EXERCISE DETAILS ▸
Starting at the line that holds "Parse this screenshot: output", quote every line through the end of the records, both boundary lines included. Omit the pictures.

(Dataset entries)
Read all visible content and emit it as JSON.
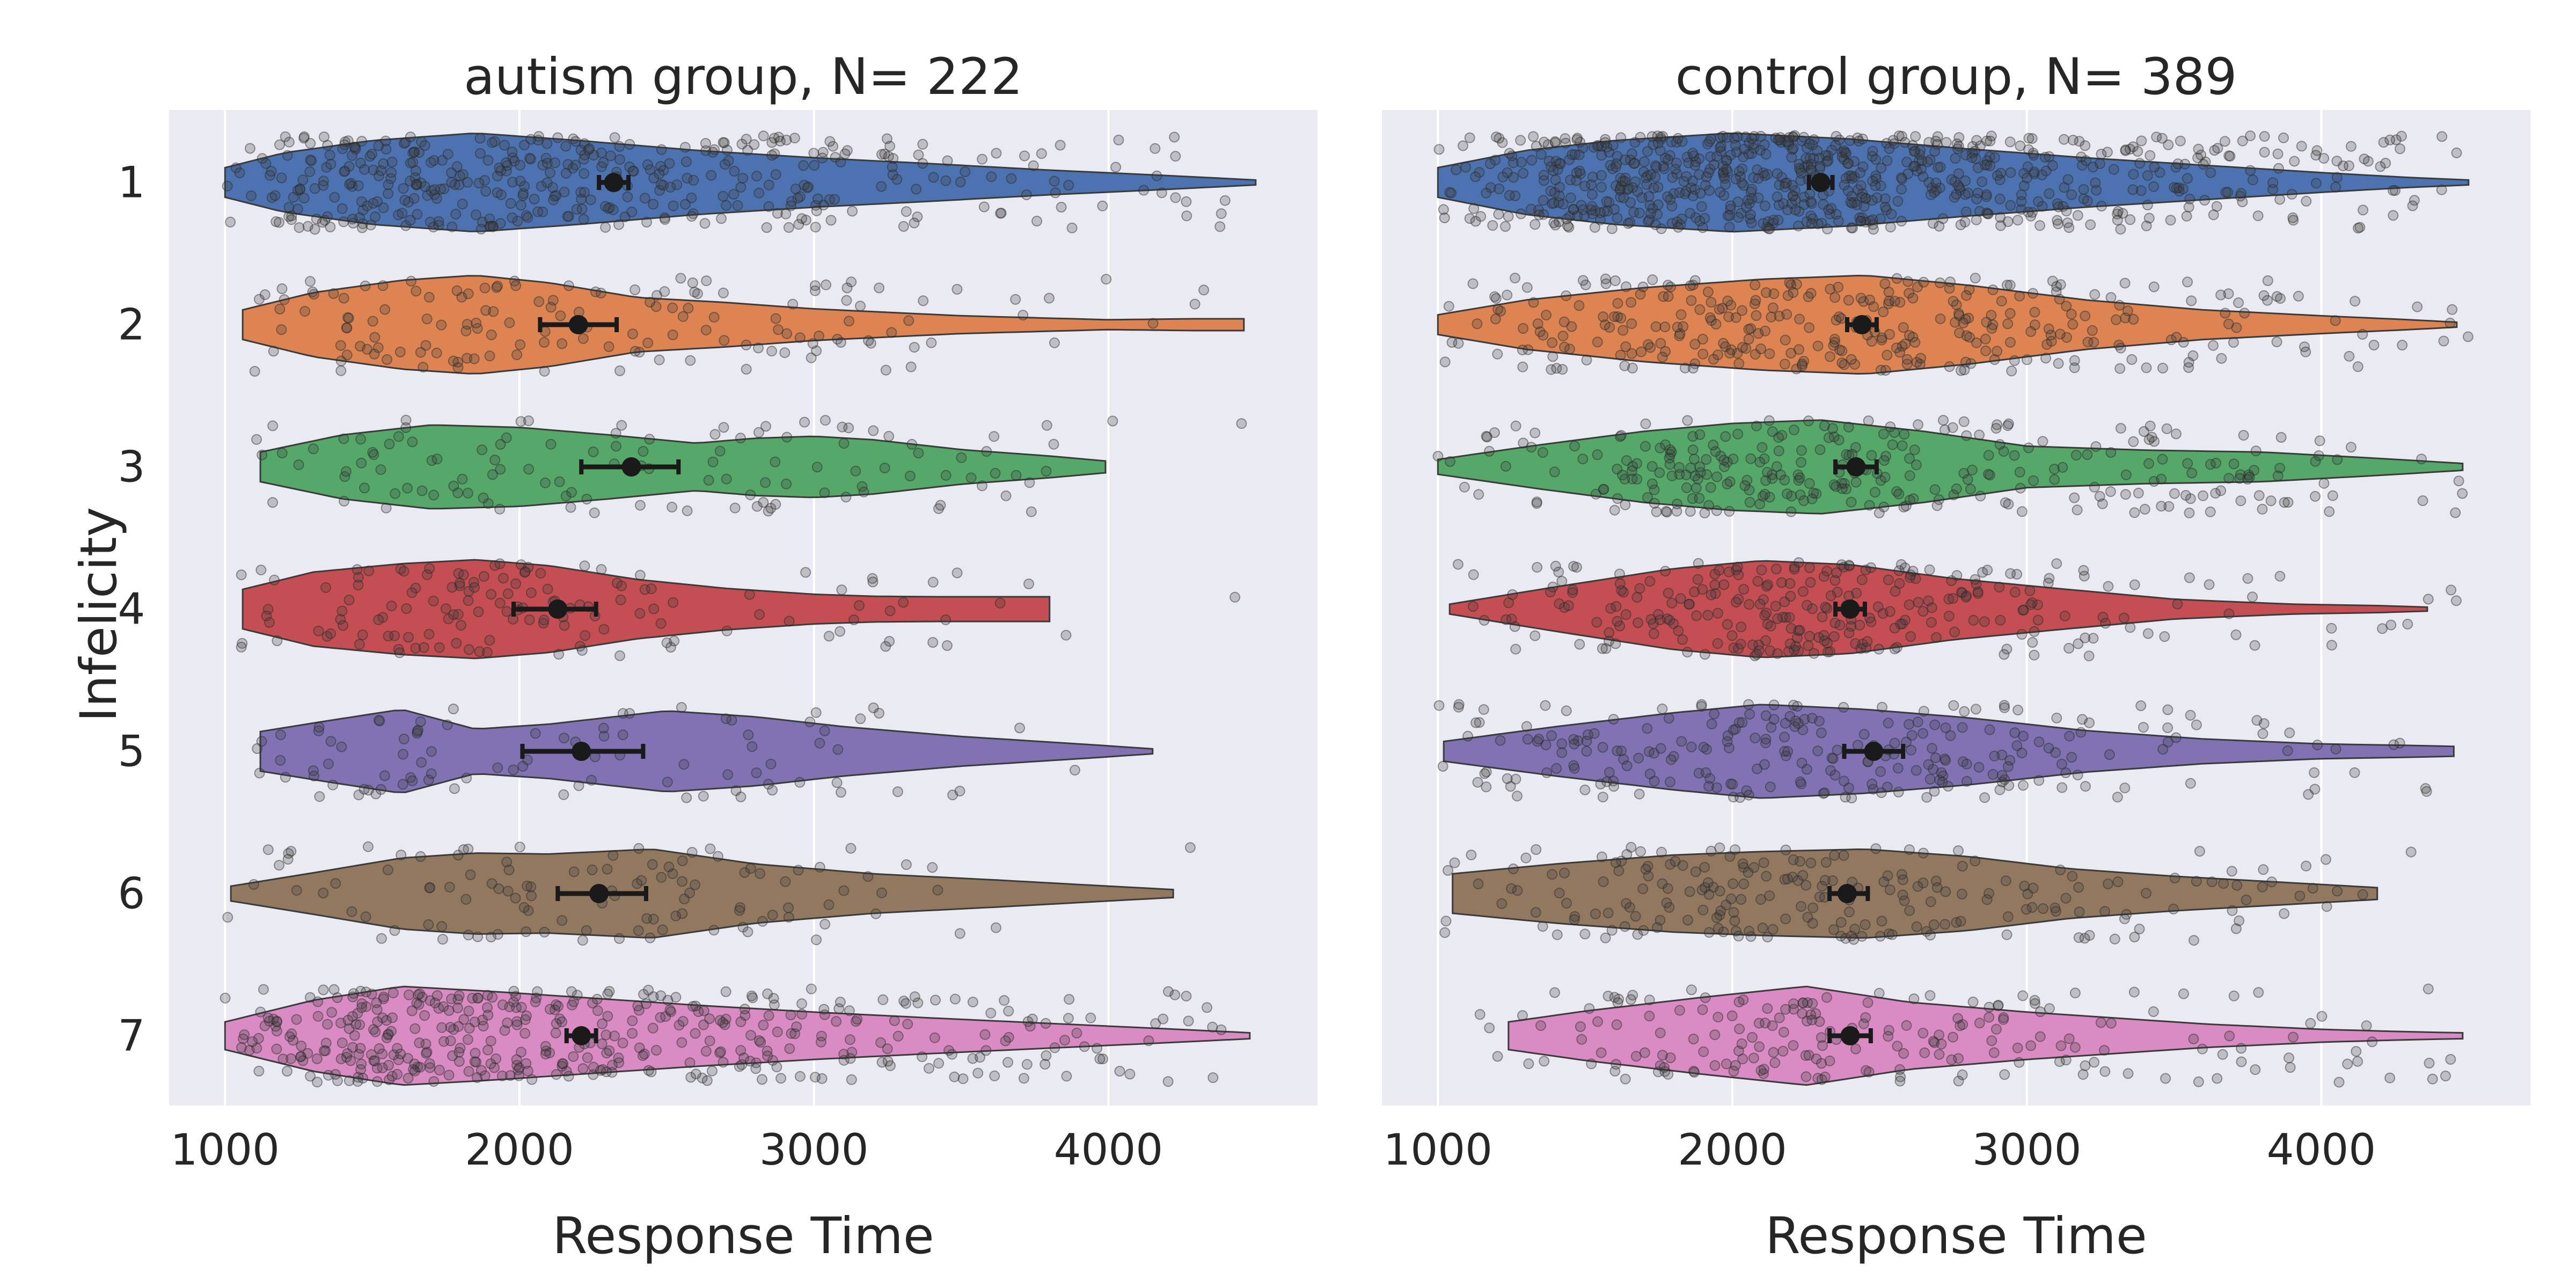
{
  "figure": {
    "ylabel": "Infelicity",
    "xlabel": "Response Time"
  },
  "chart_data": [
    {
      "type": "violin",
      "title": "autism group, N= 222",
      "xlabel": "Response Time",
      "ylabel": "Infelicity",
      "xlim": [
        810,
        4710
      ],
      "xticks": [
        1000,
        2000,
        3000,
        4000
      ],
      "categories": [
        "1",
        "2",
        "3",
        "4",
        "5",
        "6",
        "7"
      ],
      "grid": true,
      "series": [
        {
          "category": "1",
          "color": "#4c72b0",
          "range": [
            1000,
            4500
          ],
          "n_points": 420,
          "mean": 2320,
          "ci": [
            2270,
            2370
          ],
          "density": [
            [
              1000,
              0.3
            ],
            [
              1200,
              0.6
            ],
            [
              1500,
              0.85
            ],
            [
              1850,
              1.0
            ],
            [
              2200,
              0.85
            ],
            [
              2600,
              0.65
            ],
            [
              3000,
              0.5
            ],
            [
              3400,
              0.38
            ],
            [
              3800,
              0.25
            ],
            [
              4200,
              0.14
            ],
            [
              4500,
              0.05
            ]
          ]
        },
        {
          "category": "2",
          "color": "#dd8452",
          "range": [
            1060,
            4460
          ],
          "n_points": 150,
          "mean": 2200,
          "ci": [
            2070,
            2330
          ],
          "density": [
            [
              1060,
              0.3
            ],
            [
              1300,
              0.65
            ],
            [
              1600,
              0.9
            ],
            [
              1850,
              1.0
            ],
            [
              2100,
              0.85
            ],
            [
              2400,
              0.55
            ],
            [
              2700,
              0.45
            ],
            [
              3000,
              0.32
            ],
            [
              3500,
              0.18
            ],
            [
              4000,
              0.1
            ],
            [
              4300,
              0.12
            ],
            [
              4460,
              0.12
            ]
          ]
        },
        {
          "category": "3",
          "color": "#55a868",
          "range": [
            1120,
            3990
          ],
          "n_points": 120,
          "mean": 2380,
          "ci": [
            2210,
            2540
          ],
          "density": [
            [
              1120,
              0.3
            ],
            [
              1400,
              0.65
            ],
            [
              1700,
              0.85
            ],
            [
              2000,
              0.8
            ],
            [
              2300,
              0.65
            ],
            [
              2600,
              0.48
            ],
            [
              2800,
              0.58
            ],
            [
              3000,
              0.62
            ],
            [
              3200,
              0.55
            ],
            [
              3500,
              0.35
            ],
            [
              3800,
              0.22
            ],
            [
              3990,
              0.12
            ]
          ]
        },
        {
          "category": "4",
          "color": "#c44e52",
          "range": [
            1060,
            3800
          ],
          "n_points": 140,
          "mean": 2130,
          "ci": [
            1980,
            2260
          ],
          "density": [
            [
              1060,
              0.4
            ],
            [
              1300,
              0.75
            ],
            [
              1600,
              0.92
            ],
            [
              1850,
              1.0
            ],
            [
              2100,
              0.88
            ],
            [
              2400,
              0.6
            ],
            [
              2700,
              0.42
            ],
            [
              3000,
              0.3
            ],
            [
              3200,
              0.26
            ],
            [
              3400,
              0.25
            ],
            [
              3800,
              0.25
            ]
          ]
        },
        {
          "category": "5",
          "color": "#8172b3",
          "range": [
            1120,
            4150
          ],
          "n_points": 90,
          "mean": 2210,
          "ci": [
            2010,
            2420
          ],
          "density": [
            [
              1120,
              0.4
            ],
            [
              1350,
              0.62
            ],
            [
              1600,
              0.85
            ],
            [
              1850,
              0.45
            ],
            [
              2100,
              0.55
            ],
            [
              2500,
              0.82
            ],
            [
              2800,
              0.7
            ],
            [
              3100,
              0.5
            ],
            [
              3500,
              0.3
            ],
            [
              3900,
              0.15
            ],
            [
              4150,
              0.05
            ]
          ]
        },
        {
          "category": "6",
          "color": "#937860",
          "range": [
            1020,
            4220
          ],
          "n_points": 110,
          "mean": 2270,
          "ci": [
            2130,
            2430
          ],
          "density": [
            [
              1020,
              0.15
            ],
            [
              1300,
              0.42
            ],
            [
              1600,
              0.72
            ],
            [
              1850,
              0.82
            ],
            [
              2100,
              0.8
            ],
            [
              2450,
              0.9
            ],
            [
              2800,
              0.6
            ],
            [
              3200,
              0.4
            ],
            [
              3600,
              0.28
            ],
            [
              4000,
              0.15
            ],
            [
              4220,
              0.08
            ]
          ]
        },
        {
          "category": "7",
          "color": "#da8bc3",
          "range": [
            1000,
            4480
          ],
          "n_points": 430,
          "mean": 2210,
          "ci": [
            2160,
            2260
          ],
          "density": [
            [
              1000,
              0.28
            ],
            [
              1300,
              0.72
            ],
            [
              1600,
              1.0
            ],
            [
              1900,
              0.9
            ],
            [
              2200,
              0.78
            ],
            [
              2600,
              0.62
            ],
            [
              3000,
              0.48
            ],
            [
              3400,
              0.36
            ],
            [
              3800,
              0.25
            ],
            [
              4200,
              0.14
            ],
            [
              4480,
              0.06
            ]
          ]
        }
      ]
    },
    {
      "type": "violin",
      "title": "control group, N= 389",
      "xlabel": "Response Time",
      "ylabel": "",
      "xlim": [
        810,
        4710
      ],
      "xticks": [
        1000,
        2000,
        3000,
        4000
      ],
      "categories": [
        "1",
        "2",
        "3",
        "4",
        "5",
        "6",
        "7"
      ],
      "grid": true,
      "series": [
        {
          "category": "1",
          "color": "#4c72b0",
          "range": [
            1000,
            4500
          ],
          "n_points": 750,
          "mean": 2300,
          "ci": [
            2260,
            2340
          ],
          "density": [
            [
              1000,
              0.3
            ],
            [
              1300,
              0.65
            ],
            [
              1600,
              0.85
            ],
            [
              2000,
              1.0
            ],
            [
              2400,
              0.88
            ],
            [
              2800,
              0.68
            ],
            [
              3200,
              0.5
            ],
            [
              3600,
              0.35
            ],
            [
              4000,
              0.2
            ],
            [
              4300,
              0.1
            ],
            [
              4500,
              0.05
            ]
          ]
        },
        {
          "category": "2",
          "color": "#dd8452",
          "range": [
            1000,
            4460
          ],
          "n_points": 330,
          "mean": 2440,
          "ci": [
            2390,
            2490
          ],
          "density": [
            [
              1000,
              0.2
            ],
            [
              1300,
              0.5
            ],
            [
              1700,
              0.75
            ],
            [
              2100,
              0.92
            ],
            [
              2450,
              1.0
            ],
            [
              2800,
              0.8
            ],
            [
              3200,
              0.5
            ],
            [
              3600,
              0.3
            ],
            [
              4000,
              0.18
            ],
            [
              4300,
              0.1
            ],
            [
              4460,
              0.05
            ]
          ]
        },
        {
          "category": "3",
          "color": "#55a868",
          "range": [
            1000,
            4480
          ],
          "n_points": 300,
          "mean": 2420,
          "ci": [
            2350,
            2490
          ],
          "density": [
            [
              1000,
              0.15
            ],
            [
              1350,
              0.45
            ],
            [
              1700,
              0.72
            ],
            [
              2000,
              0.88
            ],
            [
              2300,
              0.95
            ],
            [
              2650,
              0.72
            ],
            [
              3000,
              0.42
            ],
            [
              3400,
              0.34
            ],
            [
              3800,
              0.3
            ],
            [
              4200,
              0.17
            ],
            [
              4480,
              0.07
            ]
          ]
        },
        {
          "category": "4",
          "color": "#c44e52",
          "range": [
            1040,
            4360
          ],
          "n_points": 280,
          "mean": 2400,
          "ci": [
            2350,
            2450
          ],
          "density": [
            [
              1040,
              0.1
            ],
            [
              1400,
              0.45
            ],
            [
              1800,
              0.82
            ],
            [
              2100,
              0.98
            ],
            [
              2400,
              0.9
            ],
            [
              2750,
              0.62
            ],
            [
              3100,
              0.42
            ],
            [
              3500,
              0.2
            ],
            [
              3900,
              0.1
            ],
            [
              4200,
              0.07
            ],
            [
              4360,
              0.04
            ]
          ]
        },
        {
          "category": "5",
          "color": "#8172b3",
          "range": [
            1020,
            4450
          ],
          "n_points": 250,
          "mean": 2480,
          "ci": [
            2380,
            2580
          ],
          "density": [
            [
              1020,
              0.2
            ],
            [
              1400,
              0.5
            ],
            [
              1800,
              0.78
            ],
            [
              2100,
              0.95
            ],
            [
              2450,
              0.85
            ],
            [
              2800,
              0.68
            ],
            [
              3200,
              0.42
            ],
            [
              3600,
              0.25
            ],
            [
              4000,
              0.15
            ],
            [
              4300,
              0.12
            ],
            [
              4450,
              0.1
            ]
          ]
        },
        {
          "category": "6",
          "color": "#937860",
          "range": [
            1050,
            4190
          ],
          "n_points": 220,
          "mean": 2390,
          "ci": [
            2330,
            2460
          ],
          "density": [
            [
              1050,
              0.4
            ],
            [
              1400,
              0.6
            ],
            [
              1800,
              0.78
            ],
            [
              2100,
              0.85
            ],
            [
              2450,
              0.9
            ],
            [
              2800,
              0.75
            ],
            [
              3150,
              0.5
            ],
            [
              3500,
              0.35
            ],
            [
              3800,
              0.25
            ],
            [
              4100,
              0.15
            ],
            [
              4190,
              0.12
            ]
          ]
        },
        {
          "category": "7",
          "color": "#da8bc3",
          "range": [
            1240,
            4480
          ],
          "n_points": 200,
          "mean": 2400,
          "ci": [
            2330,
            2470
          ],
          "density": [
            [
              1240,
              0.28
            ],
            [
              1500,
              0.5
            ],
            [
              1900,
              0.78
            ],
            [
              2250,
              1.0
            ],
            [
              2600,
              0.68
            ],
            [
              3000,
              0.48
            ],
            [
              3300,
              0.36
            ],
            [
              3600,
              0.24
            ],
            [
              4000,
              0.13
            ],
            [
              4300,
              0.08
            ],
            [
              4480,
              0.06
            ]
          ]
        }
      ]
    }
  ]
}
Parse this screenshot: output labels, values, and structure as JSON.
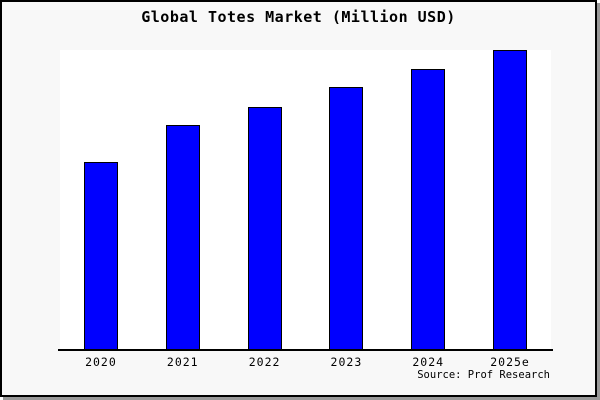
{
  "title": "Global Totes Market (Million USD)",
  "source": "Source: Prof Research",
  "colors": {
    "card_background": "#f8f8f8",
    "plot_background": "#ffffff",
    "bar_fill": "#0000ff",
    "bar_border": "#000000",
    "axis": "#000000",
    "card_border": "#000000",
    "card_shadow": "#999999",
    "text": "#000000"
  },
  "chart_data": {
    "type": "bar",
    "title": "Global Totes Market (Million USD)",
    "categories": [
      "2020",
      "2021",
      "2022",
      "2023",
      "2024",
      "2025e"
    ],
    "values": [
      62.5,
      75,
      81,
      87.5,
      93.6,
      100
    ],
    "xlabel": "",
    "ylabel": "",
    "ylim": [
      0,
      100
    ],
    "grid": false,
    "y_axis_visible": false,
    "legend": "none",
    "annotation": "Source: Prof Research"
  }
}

EXERCISE SOLUTION ▸
Parse this screenshot: output labels, values, and structure as JSON.
{
  "title": "Global Totes Market (Million USD)",
  "source": "Source: Prof Research",
  "colors": {
    "card_background": "#f8f8f8",
    "plot_background": "#ffffff",
    "bar_fill": "#0000ff",
    "bar_border": "#000000",
    "axis": "#000000",
    "card_border": "#000000",
    "card_shadow": "#999999",
    "text": "#000000"
  },
  "chart_data": {
    "type": "bar",
    "title": "Global Totes Market (Million USD)",
    "categories": [
      "2020",
      "2021",
      "2022",
      "2023",
      "2024",
      "2025e"
    ],
    "values": [
      62.5,
      75,
      81,
      87.5,
      93.6,
      100
    ],
    "xlabel": "",
    "ylabel": "",
    "ylim": [
      0,
      100
    ],
    "grid": false,
    "y_axis_visible": false,
    "legend": "none",
    "annotation": "Source: Prof Research"
  }
}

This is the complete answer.